**What is needed**
Copy out each line featuring the string "bottom" from the entries beneath.

───── Given information ─────

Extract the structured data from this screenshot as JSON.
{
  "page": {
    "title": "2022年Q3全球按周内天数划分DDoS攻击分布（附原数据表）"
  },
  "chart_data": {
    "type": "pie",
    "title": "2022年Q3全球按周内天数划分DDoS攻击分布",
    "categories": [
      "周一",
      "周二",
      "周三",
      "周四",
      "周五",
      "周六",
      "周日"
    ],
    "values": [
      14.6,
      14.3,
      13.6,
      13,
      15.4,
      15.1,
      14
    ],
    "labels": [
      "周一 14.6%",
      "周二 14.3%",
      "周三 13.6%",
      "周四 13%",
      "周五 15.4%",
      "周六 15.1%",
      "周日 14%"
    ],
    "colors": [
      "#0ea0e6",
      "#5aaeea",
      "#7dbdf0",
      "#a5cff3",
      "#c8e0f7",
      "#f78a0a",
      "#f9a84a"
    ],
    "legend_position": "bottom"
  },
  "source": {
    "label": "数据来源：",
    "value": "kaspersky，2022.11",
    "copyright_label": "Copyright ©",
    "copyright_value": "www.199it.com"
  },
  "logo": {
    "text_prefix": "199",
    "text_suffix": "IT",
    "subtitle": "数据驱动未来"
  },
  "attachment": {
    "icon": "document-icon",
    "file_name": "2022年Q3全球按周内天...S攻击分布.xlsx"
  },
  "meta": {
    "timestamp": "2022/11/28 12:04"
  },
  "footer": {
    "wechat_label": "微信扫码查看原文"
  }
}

─────
───── Given information ─────

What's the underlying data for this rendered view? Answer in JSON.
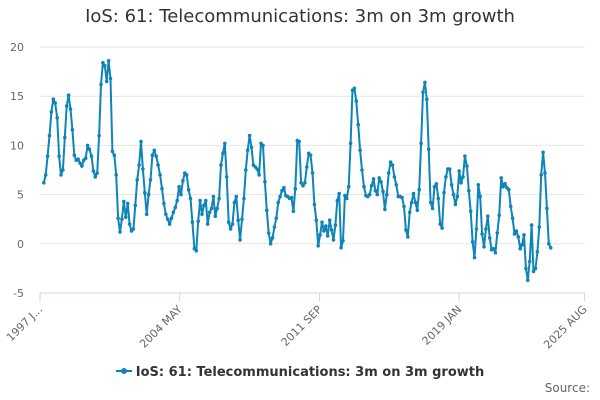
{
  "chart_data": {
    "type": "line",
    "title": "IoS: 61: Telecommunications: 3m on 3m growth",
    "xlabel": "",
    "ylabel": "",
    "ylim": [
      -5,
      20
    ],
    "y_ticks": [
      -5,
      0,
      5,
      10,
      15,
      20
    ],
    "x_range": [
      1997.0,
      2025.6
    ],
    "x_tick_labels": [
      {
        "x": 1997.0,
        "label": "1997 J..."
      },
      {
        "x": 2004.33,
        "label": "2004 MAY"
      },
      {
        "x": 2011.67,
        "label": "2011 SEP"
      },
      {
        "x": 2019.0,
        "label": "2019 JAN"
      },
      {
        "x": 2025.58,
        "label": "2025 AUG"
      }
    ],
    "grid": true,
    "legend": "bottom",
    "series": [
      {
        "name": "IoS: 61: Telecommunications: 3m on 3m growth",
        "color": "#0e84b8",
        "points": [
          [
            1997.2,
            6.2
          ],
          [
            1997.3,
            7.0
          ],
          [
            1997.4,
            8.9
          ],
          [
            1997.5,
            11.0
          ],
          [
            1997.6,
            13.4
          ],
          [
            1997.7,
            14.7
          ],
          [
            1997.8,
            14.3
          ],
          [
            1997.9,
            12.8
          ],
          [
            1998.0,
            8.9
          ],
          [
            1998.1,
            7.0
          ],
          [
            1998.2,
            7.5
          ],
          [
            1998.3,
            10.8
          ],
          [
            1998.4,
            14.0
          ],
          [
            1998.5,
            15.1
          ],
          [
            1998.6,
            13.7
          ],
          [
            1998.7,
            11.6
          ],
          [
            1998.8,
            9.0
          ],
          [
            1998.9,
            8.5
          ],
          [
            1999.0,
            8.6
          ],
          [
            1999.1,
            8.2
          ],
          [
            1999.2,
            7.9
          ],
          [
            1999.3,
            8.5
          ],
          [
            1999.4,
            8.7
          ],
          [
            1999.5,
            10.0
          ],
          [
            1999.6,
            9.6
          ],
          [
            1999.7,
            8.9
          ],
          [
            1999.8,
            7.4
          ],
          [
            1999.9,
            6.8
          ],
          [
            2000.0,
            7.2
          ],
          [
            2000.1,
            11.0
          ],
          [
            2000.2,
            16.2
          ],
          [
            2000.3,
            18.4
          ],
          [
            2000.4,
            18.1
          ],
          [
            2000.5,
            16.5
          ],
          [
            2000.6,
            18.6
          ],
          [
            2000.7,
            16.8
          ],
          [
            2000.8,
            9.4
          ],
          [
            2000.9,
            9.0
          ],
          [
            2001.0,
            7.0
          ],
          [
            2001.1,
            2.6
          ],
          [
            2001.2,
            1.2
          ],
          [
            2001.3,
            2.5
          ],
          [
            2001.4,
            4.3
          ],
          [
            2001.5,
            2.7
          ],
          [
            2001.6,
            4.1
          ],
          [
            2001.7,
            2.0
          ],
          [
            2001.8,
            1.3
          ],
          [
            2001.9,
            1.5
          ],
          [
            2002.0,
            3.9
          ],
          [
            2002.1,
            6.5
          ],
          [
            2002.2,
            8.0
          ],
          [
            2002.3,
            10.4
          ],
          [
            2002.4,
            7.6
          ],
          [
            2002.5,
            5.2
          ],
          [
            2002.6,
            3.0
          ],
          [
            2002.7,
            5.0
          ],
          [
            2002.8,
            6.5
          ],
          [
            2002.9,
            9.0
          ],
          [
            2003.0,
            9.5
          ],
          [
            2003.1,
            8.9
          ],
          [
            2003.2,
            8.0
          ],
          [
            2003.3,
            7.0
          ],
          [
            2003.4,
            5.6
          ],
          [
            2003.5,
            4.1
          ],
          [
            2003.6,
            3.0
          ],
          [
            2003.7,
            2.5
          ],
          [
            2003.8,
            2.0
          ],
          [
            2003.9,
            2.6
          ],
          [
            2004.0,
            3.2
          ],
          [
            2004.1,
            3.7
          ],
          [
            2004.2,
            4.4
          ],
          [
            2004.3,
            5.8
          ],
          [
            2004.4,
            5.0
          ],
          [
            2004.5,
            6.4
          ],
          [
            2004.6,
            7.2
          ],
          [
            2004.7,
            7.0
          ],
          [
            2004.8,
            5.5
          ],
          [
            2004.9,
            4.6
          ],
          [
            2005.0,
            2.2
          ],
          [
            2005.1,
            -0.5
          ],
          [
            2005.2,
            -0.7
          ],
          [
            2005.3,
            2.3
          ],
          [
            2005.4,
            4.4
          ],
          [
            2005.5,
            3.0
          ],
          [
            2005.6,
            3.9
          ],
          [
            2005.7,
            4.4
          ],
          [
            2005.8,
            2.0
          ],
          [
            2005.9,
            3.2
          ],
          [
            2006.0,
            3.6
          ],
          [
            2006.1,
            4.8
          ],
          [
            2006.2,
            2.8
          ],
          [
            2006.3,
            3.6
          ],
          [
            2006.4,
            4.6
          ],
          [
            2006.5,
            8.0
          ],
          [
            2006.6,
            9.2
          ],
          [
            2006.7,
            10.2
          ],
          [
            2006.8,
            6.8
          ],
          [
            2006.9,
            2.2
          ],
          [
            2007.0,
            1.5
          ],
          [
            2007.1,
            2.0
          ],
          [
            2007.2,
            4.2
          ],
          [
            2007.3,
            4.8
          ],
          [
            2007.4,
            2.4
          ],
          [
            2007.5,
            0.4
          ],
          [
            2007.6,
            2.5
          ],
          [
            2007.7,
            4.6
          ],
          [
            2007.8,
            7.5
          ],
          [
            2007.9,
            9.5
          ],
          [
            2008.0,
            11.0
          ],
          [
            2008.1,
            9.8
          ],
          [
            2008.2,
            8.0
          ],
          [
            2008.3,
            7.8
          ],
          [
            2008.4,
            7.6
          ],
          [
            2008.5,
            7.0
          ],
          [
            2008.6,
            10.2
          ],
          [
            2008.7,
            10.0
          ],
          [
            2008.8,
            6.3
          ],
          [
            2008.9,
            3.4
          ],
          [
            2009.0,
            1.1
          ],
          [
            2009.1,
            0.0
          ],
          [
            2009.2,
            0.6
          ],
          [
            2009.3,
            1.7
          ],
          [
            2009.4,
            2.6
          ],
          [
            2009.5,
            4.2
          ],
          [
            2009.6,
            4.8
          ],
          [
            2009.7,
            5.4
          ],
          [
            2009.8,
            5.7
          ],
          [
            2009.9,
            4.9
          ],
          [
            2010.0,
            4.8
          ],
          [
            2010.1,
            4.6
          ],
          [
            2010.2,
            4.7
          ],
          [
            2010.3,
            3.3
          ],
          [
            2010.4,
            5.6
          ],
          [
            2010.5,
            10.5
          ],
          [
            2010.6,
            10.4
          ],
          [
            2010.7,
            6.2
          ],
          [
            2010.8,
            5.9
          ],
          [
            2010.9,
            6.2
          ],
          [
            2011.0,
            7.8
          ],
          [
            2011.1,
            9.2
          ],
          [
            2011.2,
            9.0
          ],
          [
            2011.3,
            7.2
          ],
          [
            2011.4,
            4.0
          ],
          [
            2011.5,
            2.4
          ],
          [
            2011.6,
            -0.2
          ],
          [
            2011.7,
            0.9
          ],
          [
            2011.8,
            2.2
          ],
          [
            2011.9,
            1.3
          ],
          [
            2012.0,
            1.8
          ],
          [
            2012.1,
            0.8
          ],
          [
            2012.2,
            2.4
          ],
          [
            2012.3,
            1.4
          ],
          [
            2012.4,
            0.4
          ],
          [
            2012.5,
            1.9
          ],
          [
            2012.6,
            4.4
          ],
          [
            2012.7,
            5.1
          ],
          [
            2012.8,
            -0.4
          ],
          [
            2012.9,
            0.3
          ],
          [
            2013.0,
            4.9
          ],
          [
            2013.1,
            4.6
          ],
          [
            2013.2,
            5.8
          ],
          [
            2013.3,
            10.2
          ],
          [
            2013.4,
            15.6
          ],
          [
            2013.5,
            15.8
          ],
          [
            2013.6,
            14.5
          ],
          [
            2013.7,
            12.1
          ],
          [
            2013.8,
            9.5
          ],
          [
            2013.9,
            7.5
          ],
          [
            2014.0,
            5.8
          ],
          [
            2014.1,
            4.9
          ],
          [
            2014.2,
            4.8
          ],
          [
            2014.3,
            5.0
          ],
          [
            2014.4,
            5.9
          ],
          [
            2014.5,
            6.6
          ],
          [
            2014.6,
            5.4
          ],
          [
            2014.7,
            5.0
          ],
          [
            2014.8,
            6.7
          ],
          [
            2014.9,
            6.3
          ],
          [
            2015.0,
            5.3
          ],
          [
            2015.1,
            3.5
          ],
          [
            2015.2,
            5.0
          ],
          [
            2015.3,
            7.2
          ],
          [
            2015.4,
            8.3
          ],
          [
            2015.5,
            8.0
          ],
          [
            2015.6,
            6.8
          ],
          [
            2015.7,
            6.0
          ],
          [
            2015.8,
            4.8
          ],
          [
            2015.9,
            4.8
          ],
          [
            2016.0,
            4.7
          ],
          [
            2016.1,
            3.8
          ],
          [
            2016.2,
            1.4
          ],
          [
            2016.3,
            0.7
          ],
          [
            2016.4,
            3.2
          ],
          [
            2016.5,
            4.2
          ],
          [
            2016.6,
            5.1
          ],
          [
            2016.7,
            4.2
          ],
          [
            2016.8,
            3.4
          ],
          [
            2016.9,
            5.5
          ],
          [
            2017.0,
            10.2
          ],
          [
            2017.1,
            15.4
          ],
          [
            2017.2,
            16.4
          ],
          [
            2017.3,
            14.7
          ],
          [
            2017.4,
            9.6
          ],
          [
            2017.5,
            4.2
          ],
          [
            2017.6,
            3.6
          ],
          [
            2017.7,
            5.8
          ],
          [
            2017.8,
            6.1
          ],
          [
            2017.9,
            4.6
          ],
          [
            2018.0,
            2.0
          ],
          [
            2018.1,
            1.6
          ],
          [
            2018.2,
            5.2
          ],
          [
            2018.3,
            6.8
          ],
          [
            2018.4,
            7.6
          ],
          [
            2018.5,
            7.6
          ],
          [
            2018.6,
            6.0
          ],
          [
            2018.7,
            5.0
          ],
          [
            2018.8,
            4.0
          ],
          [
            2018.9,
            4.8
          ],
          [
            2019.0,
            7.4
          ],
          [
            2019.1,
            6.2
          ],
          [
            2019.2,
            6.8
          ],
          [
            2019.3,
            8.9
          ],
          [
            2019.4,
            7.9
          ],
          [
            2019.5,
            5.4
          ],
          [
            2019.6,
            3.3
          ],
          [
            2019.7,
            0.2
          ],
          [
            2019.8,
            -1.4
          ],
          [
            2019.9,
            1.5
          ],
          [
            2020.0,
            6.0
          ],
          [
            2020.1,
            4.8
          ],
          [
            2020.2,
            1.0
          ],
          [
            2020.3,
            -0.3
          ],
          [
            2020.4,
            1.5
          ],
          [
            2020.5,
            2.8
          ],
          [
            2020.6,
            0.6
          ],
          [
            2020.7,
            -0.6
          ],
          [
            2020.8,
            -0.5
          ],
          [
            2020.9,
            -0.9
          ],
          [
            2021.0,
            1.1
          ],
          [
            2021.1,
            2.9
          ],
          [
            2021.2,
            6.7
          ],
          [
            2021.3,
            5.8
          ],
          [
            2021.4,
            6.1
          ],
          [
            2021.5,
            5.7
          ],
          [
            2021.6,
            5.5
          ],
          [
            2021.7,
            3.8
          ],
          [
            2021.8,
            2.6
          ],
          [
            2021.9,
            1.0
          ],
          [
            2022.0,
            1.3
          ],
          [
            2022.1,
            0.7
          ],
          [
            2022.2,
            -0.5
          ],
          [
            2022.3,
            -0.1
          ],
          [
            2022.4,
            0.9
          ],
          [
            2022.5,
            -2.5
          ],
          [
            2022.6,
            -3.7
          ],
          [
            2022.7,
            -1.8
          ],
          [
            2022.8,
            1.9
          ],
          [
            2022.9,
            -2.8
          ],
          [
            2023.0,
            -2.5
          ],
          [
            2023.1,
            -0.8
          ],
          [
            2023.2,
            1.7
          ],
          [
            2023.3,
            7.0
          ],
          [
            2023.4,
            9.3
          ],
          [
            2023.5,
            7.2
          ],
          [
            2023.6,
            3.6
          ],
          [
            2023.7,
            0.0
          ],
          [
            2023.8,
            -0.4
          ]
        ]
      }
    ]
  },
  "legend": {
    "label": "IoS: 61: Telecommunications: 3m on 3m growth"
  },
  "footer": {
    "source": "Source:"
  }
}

─────

**Task response**
    "legend_position": "bottom"
    "legend": "bottom",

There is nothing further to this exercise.